EXTRACTED RECORDS –
━━━

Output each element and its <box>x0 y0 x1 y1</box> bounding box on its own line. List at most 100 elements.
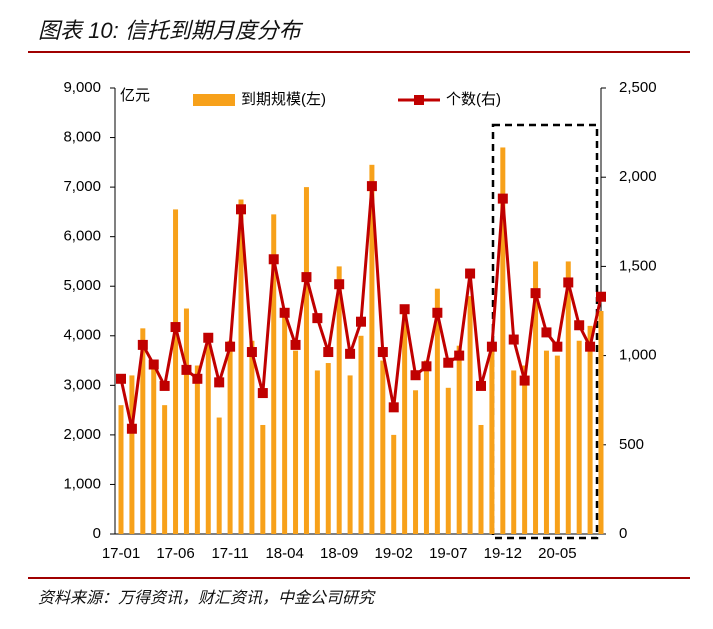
x-tick-label: 17-11 <box>211 545 248 562</box>
bar <box>369 164 375 535</box>
x-tick-label: 17-01 <box>102 545 140 562</box>
line-marker <box>399 304 410 315</box>
line-marker <box>159 380 170 391</box>
bar <box>173 209 179 534</box>
line-marker <box>246 347 257 358</box>
line-marker <box>279 307 290 318</box>
x-tick-label: 18-09 <box>320 545 358 562</box>
y2-tick-label: 1,000 <box>619 347 657 364</box>
line-marker <box>126 423 137 434</box>
bar <box>282 311 288 534</box>
line-marker <box>366 181 377 192</box>
bar <box>554 355 560 534</box>
y-tick-label: 5,000 <box>63 277 101 294</box>
line-marker <box>192 373 203 384</box>
y2-tick-label: 0 <box>619 525 627 542</box>
bar <box>402 311 408 534</box>
y-unit: 亿元 <box>120 87 150 104</box>
line-marker <box>116 373 126 384</box>
bar <box>347 375 353 534</box>
line-marker <box>181 364 192 375</box>
bar <box>587 325 593 534</box>
line-marker <box>257 388 268 399</box>
line-marker <box>301 272 312 283</box>
bar <box>238 199 244 534</box>
line-marker <box>345 348 356 359</box>
legend-label: 到期规模(左) <box>241 91 326 108</box>
bar <box>576 340 582 534</box>
legend-swatch <box>193 94 235 106</box>
bar <box>445 387 451 534</box>
line-marker <box>508 334 519 345</box>
highlight-box <box>491 123 599 540</box>
bar <box>478 424 484 534</box>
source: 资料来源：万得资讯，财汇资讯，中金公司研究 <box>38 589 376 607</box>
line-marker <box>268 254 279 265</box>
line-marker <box>170 322 181 333</box>
bar <box>293 350 299 534</box>
y-tick-label: 8,000 <box>63 129 101 146</box>
bar <box>205 340 211 534</box>
bar <box>194 365 200 534</box>
y-tick-label: 6,000 <box>63 228 101 245</box>
line-marker <box>388 402 399 413</box>
y-tick-label: 2,000 <box>63 426 101 443</box>
y2-tick-label: 500 <box>619 436 644 453</box>
bar <box>151 360 157 534</box>
y2-tick-label: 2,000 <box>619 168 657 185</box>
line-marker <box>421 361 432 372</box>
bar <box>183 308 189 534</box>
line-marker <box>377 347 388 358</box>
line-marker <box>530 288 541 299</box>
bar <box>543 350 549 534</box>
line-marker <box>312 313 323 324</box>
line-marker <box>497 193 508 204</box>
line-marker <box>323 347 334 358</box>
bar <box>565 261 571 534</box>
x-tick-label: 19-02 <box>375 545 413 562</box>
bar <box>434 288 440 534</box>
legend-label: 个数(右) <box>446 91 501 108</box>
bar <box>118 405 124 534</box>
line-marker <box>519 375 530 386</box>
line-marker <box>148 359 159 370</box>
y2-tick-label: 1,500 <box>619 257 657 274</box>
line-marker <box>137 339 148 350</box>
bar <box>413 390 419 534</box>
bar <box>303 187 309 534</box>
x-tick-label: 19-07 <box>429 545 467 562</box>
bar <box>380 360 386 534</box>
y-tick-label: 0 <box>93 525 101 542</box>
x-tick-label: 17-06 <box>156 545 194 562</box>
bar <box>129 375 135 534</box>
bar <box>467 296 473 534</box>
x-tick-label: 18-04 <box>265 545 303 562</box>
bar <box>423 360 429 534</box>
line-marker <box>432 307 443 318</box>
bar <box>598 311 604 534</box>
line-marker <box>214 377 225 388</box>
chart-title: 图表 10: 信托到期月度分布 <box>38 18 304 43</box>
line-marker <box>410 370 421 381</box>
bar <box>336 266 342 534</box>
line-marker <box>585 341 596 352</box>
bar <box>522 365 528 534</box>
y-tick-label: 7,000 <box>63 178 101 195</box>
bar <box>216 417 222 534</box>
x-tick-label: 19-12 <box>484 545 522 562</box>
bar <box>227 340 233 534</box>
line-marker <box>356 316 366 327</box>
bar <box>500 147 506 534</box>
bar <box>391 434 397 534</box>
line-marker <box>236 204 246 215</box>
y-tick-label: 3,000 <box>63 376 101 393</box>
y2-tick-label: 2,500 <box>619 79 657 96</box>
bar <box>314 370 320 534</box>
bar <box>358 335 364 534</box>
y-tick-label: 4,000 <box>63 327 101 344</box>
x-tick-label: 20-05 <box>538 545 576 562</box>
line-marker <box>454 350 465 361</box>
bar <box>489 345 495 534</box>
y-tick-label: 1,000 <box>63 475 101 492</box>
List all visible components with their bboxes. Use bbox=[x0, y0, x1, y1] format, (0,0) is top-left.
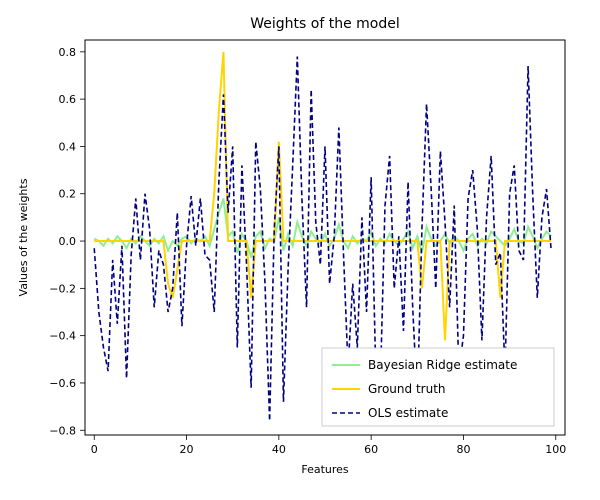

━━━

DIRECTIVE – Repeat the records above, substituting "point-marker" for every "line-marker" and keeping everything else unchanged. Omit the pictures.

THE REPLY –
Output each element and its <box>x0 y0 x1 y1</box> bounding box on its own line. List at most 100 elements.
x-tick-label: 17-11 <box>211 545 248 562</box>
bar <box>369 164 375 535</box>
x-tick-label: 17-01 <box>102 545 140 562</box>
point-marker <box>399 304 410 315</box>
point-marker <box>159 380 170 391</box>
bar <box>173 209 179 534</box>
point-marker <box>246 347 257 358</box>
point-marker <box>279 307 290 318</box>
x-tick-label: 18-09 <box>320 545 358 562</box>
y2-tick-label: 1,000 <box>619 347 657 364</box>
point-marker <box>126 423 137 434</box>
bar <box>282 311 288 534</box>
point-marker <box>366 181 377 192</box>
bar <box>554 355 560 534</box>
y-tick-label: 5,000 <box>63 277 101 294</box>
point-marker <box>192 373 203 384</box>
y2-tick-label: 0 <box>619 525 627 542</box>
bar <box>402 311 408 534</box>
y-unit: 亿元 <box>120 87 150 104</box>
point-marker <box>116 373 126 384</box>
bar <box>347 375 353 534</box>
point-marker <box>181 364 192 375</box>
bar <box>587 325 593 534</box>
point-marker <box>257 388 268 399</box>
point-marker <box>301 272 312 283</box>
bar <box>238 199 244 534</box>
point-marker <box>345 348 356 359</box>
legend-label: 到期规模(左) <box>241 91 326 108</box>
bar <box>576 340 582 534</box>
legend-swatch <box>193 94 235 106</box>
bar <box>445 387 451 534</box>
point-marker <box>508 334 519 345</box>
highlight-box <box>491 123 599 540</box>
bar <box>478 424 484 534</box>
source: 资料来源：万得资讯，财汇资讯，中金公司研究 <box>38 589 376 607</box>
point-marker <box>268 254 279 265</box>
point-marker <box>170 322 181 333</box>
bar <box>293 350 299 534</box>
y-tick-label: 8,000 <box>63 129 101 146</box>
bar <box>205 340 211 534</box>
bar <box>194 365 200 534</box>
y-tick-label: 6,000 <box>63 228 101 245</box>
point-marker <box>388 402 399 413</box>
y-tick-label: 2,000 <box>63 426 101 443</box>
y2-tick-label: 500 <box>619 436 644 453</box>
bar <box>151 360 157 534</box>
y2-tick-label: 2,000 <box>619 168 657 185</box>
point-marker <box>421 361 432 372</box>
bar <box>183 308 189 534</box>
point-marker <box>377 347 388 358</box>
point-marker <box>530 288 541 299</box>
bar <box>543 350 549 534</box>
point-marker <box>312 313 323 324</box>
point-marker <box>497 193 508 204</box>
point-marker <box>323 347 334 358</box>
bar <box>565 261 571 534</box>
x-tick-label: 19-02 <box>375 545 413 562</box>
bar <box>434 288 440 534</box>
legend-label: 个数(右) <box>446 91 501 108</box>
bar <box>118 405 124 534</box>
point-marker <box>519 375 530 386</box>
point-marker <box>148 359 159 370</box>
y2-tick-label: 1,500 <box>619 257 657 274</box>
point-marker <box>137 339 148 350</box>
bar <box>413 390 419 534</box>
bar <box>303 187 309 534</box>
x-tick-label: 19-07 <box>429 545 467 562</box>
bar <box>380 360 386 534</box>
y-tick-label: 0 <box>93 525 101 542</box>
x-tick-label: 17-06 <box>156 545 194 562</box>
bar <box>129 375 135 534</box>
bar <box>467 296 473 534</box>
x-tick-label: 18-04 <box>265 545 303 562</box>
bar <box>423 360 429 534</box>
point-marker <box>432 307 443 318</box>
bar <box>598 311 604 534</box>
point-marker <box>214 377 225 388</box>
chart-title: 图表 10: 信托到期月度分布 <box>38 18 304 43</box>
point-marker <box>410 370 421 381</box>
bar <box>336 266 342 534</box>
point-marker <box>585 341 596 352</box>
bar <box>522 365 528 534</box>
y-tick-label: 7,000 <box>63 178 101 195</box>
bar <box>216 417 222 534</box>
x-tick-label: 19-12 <box>484 545 522 562</box>
bar <box>227 340 233 534</box>
point-marker <box>356 316 366 327</box>
bar <box>500 147 506 534</box>
bar <box>391 434 397 534</box>
point-marker <box>236 204 246 215</box>
y-tick-label: 3,000 <box>63 376 101 393</box>
y2-tick-label: 2,500 <box>619 79 657 96</box>
bar <box>314 370 320 534</box>
bar <box>358 335 364 534</box>
y-tick-label: 4,000 <box>63 327 101 344</box>
x-tick-label: 20-05 <box>538 545 576 562</box>
point-marker <box>454 350 465 361</box>
bar <box>489 345 495 534</box>
y-tick-label: 1,000 <box>63 475 101 492</box>
List all visible components with their bboxes. Use bbox=[x0, y0, x1, y1] format, (0,0) is top-left.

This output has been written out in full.